• [Stated goal]: Give back the full listing verbatim, apart from its images.

Extracted records:
__________

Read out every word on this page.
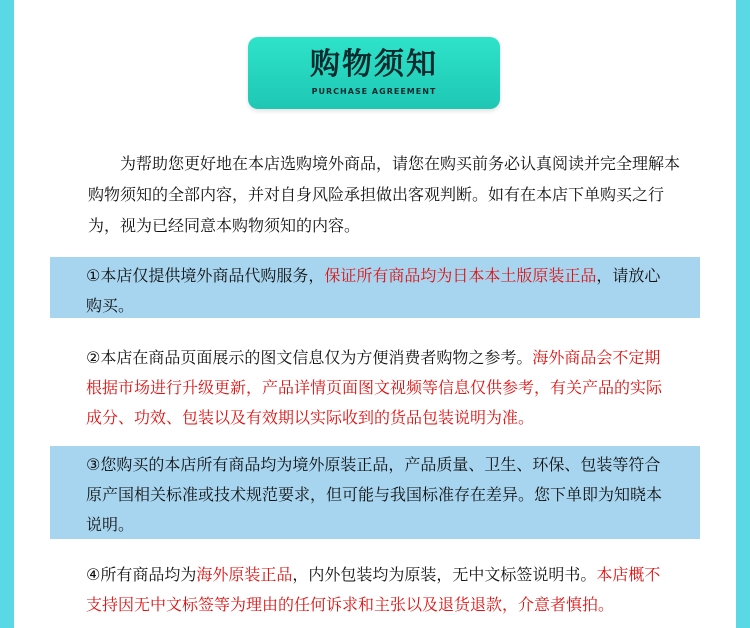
购物须知
PURCHASE AGREEMENT

为帮助您更好地在本店选购境外商品，请您在购买前务必认真阅读并完全理解本购物须知的全部内容，并对自身风险承担做出客观判断。如有在本店下单购买之行为，视为已经同意本购物须知的内容。

①本店仅提供境外商品代购服务，保证所有商品均为日本本土版原装正品，请放心购买。

②本店在商品页面展示的图文信息仅为方便消费者购物之参考。海外商品会不定期根据市场进行升级更新，产品详情页面图文视频等信息仅供参考，有关产品的实际成分、功效、包装以及有效期以实际收到的货品包装说明为准。

③您购买的本店所有商品均为境外原装正品，产品质量、卫生、环保、包装等符合原产国相关标准或技术规范要求，但可能与我国标准存在差异。您下单即为知晓本说明。

④所有商品均为海外原装正品，内外包装均为原装，无中文标签说明书。本店概不支持因无中文标签等为理由的任何诉求和主张以及退货退款，介意者慎拍。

__________

• [Solution to this problem]:
Read out every word on this page.
购物须知
PURCHASE AGREEMENT

为帮助您更好地在本店选购境外商品，请您在购买前务必认真阅读并完全理解本购物须知的全部内容，并对自身风险承担做出客观判断。如有在本店下单购买之行为，视为已经同意本购物须知的内容。

①本店仅提供境外商品代购服务，保证所有商品均为日本本土版原装正品，请放心购买。

②本店在商品页面展示的图文信息仅为方便消费者购物之参考。海外商品会不定期根据市场进行升级更新，产品详情页面图文视频等信息仅供参考，有关产品的实际成分、功效、包装以及有效期以实际收到的货品包装说明为准。

③您购买的本店所有商品均为境外原装正品，产品质量、卫生、环保、包装等符合原产国相关标准或技术规范要求，但可能与我国标准存在差异。您下单即为知晓本说明。

④所有商品均为海外原装正品，内外包装均为原装，无中文标签说明书。本店概不支持因无中文标签等为理由的任何诉求和主张以及退货退款，介意者慎拍。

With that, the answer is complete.